* [Stated exercise]
Rewrite every line of the items below as one numbered list, leaving out blank lines.

Layout annotation records
******

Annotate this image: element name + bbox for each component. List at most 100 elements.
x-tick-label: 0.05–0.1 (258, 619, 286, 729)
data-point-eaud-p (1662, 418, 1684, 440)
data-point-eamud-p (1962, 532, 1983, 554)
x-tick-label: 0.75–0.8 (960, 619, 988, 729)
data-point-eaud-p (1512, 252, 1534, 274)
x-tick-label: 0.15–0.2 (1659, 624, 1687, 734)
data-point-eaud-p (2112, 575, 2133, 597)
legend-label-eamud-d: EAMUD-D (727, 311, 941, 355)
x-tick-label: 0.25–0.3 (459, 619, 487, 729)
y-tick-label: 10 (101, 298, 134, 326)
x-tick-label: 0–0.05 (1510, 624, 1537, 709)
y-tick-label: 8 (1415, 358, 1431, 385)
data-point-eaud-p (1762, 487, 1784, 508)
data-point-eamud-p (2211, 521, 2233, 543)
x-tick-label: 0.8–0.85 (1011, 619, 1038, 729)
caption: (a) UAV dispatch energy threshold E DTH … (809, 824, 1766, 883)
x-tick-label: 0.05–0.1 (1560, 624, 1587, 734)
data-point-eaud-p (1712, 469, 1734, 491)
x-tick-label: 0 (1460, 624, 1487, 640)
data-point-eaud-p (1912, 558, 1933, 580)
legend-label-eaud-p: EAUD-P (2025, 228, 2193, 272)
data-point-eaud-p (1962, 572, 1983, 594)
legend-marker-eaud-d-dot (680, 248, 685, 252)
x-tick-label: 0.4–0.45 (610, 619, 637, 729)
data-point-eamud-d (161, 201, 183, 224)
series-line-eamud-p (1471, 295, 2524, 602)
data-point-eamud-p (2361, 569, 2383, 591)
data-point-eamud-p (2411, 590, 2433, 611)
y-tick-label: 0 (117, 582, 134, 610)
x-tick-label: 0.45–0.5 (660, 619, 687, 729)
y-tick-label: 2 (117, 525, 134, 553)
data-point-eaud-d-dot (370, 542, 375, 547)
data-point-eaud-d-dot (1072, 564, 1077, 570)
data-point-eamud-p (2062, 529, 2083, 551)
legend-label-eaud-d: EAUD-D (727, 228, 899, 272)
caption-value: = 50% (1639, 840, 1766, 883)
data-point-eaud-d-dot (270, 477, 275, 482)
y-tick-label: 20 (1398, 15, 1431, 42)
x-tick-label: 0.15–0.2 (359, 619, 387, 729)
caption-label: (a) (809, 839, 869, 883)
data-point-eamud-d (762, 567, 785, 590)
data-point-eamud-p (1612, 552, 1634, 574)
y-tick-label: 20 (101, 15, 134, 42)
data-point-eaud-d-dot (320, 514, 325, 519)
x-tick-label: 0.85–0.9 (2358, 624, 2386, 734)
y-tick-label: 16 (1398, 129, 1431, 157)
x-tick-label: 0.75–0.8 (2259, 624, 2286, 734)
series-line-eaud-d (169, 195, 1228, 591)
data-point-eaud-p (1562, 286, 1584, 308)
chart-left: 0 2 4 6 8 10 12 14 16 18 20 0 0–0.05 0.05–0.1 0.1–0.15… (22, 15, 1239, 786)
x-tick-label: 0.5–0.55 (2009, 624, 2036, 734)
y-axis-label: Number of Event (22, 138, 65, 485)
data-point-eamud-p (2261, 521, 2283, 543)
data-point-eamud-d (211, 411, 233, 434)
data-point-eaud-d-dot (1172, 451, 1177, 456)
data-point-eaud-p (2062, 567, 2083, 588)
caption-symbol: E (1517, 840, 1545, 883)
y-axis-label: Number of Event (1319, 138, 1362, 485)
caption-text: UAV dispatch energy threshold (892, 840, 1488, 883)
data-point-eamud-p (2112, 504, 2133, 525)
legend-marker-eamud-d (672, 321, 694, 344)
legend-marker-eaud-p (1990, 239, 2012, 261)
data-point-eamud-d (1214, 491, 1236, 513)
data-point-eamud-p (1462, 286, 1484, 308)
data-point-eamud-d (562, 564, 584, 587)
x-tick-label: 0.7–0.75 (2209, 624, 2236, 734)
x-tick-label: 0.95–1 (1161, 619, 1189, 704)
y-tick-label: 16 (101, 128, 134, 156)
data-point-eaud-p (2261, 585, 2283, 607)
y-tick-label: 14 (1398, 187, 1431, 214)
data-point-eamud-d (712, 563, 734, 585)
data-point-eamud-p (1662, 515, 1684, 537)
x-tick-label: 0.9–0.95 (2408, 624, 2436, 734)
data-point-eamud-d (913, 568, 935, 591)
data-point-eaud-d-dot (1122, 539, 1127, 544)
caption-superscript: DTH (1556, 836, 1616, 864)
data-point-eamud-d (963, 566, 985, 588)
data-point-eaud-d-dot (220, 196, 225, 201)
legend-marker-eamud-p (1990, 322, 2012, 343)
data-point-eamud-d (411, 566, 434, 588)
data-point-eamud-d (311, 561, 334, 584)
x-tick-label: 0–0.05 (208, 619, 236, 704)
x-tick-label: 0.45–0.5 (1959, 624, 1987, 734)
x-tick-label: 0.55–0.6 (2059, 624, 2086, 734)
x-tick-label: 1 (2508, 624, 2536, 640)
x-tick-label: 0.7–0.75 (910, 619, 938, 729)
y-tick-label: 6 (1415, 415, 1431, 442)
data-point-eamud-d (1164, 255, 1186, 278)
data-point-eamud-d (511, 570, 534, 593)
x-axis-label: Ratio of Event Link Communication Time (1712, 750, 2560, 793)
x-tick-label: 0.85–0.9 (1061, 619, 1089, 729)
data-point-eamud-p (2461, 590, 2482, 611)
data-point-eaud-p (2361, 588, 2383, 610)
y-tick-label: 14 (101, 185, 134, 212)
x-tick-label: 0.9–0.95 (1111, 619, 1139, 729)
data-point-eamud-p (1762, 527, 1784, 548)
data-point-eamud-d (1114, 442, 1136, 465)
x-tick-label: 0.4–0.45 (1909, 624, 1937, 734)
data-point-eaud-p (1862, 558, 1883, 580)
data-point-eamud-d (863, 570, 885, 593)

******

* [Exercise solution]
1. Annotate this image: element name + bbox for each component. List at most 100 elements.
2. x-tick-label: 0.05–0.1 (258, 619, 286, 729)
3. data-point-eaud-p (1662, 418, 1684, 440)
4. data-point-eamud-p (1962, 532, 1983, 554)
5. x-tick-label: 0.75–0.8 (960, 619, 988, 729)
6. data-point-eaud-p (1512, 252, 1534, 274)
7. x-tick-label: 0.15–0.2 (1659, 624, 1687, 734)
8. data-point-eaud-p (2112, 575, 2133, 597)
9. legend-label-eamud-d: EAMUD-D (727, 311, 941, 355)
10. x-tick-label: 0.25–0.3 (459, 619, 487, 729)
11. y-tick-label: 10 (101, 298, 134, 326)
12. x-tick-label: 0–0.05 (1510, 624, 1537, 709)
13. y-tick-label: 8 (1415, 358, 1431, 385)
14. data-point-eaud-p (1762, 487, 1784, 508)
15. data-point-eamud-p (2211, 521, 2233, 543)
16. x-tick-label: 0.8–0.85 (1011, 619, 1038, 729)
17. caption: (a) UAV dispatch energy threshold E DTH … (809, 824, 1766, 883)
18. x-tick-label: 0.05–0.1 (1560, 624, 1587, 734)
19. data-point-eaud-p (1712, 469, 1734, 491)
20. x-tick-label: 0 (1460, 624, 1487, 640)
21. data-point-eaud-p (1912, 558, 1933, 580)
22. legend-label-eaud-p: EAUD-P (2025, 228, 2193, 272)
23. data-point-eaud-p (1962, 572, 1983, 594)
24. legend-marker-eaud-d-dot (680, 248, 685, 252)
25. x-tick-label: 0.4–0.45 (610, 619, 637, 729)
26. data-point-eamud-d (161, 201, 183, 224)
27. series-line-eamud-p (1471, 295, 2524, 602)
28. data-point-eamud-p (2361, 569, 2383, 591)
29. data-point-eamud-p (2411, 590, 2433, 611)
30. y-tick-label: 0 (117, 582, 134, 610)
31. x-tick-label: 0.45–0.5 (660, 619, 687, 729)
32. y-tick-label: 2 (117, 525, 134, 553)
33. data-point-eaud-d-dot (370, 542, 375, 547)
34. data-point-eaud-d-dot (1072, 564, 1077, 570)
35. data-point-eamud-p (2062, 529, 2083, 551)
36. legend-label-eaud-d: EAUD-D (727, 228, 899, 272)
37. caption-value: = 50% (1639, 840, 1766, 883)
38. data-point-eaud-d-dot (270, 477, 275, 482)
39. y-tick-label: 20 (1398, 15, 1431, 42)
40. x-tick-label: 0.15–0.2 (359, 619, 387, 729)
41. caption-label: (a) (809, 839, 869, 883)
42. data-point-eamud-d (762, 567, 785, 590)
43. data-point-eamud-p (1612, 552, 1634, 574)
44. y-tick-label: 20 (101, 15, 134, 42)
45. data-point-eaud-d-dot (320, 514, 325, 519)
46. x-tick-label: 0.85–0.9 (2358, 624, 2386, 734)
47. y-tick-label: 16 (1398, 129, 1431, 157)
48. x-tick-label: 0.75–0.8 (2259, 624, 2286, 734)
49. series-line-eaud-d (169, 195, 1228, 591)
50. data-point-eaud-p (1562, 286, 1584, 308)
51. chart-left: 0 2 4 6 8 10 12 14 16 18 20 0 0–0.05 0.05–0.1 0.1–0.15… (22, 15, 1239, 786)
52. x-tick-label: 0.5–0.55 (2009, 624, 2036, 734)
53. y-axis-label: Number of Event (22, 138, 65, 485)
54. data-point-eamud-p (2261, 521, 2283, 543)
55. data-point-eamud-d (211, 411, 233, 434)
56. data-point-eaud-d-dot (1172, 451, 1177, 456)
57. data-point-eaud-p (2062, 567, 2083, 588)
58. caption-symbol: E (1517, 840, 1545, 883)
59. y-axis-label: Number of Event (1319, 138, 1362, 485)
60. caption-text: UAV dispatch energy threshold (892, 840, 1488, 883)
61. data-point-eamud-p (2112, 504, 2133, 525)
62. legend-marker-eamud-d (672, 321, 694, 344)
63. legend-marker-eaud-p (1990, 239, 2012, 261)
64. data-point-eamud-d (1214, 491, 1236, 513)
65. data-point-eamud-p (1462, 286, 1484, 308)
66. data-point-eamud-d (562, 564, 584, 587)
67. x-tick-label: 0.7–0.75 (2209, 624, 2236, 734)
68. x-tick-label: 0.95–1 (1161, 619, 1189, 704)
69. y-tick-label: 16 (101, 128, 134, 156)
70. data-point-eaud-p (2261, 585, 2283, 607)
71. y-tick-label: 14 (1398, 187, 1431, 214)
72. data-point-eamud-d (712, 563, 734, 585)
73. data-point-eamud-p (1662, 515, 1684, 537)
74. x-tick-label: 0.9–0.95 (2408, 624, 2436, 734)
75. data-point-eamud-d (913, 568, 935, 591)
76. data-point-eaud-d-dot (1122, 539, 1127, 544)
77. caption-superscript: DTH (1556, 836, 1616, 864)
78. data-point-eamud-d (963, 566, 985, 588)
79. data-point-eaud-d-dot (220, 196, 225, 201)
80. legend-marker-eamud-p (1990, 322, 2012, 343)
81. data-point-eamud-d (411, 566, 434, 588)
82. data-point-eamud-d (311, 561, 334, 584)
83. x-tick-label: 0–0.05 (208, 619, 236, 704)
84. x-tick-label: 0.45–0.5 (1959, 624, 1987, 734)
85. x-tick-label: 0.55–0.6 (2059, 624, 2086, 734)
86. x-tick-label: 1 (2508, 624, 2536, 640)
87. x-tick-label: 0.7–0.75 (910, 619, 938, 729)
88. y-tick-label: 6 (1415, 415, 1431, 442)
89. data-point-eamud-d (1164, 255, 1186, 278)
90. data-point-eamud-d (511, 570, 534, 593)
91. x-axis-label: Ratio of Event Link Communication Time (1712, 750, 2560, 793)
92. x-tick-label: 0.85–0.9 (1061, 619, 1089, 729)
93. data-point-eamud-p (2461, 590, 2482, 611)
94. data-point-eaud-p (2361, 588, 2383, 610)
95. y-tick-label: 14 (101, 185, 134, 212)
96. x-tick-label: 0.9–0.95 (1111, 619, 1139, 729)
97. data-point-eamud-p (1762, 527, 1784, 548)
98. data-point-eamud-d (1114, 442, 1136, 465)
99. x-tick-label: 0.4–0.45 (1909, 624, 1937, 734)
100. data-point-eaud-p (1862, 558, 1883, 580)
101. data-point-eamud-d (863, 570, 885, 593)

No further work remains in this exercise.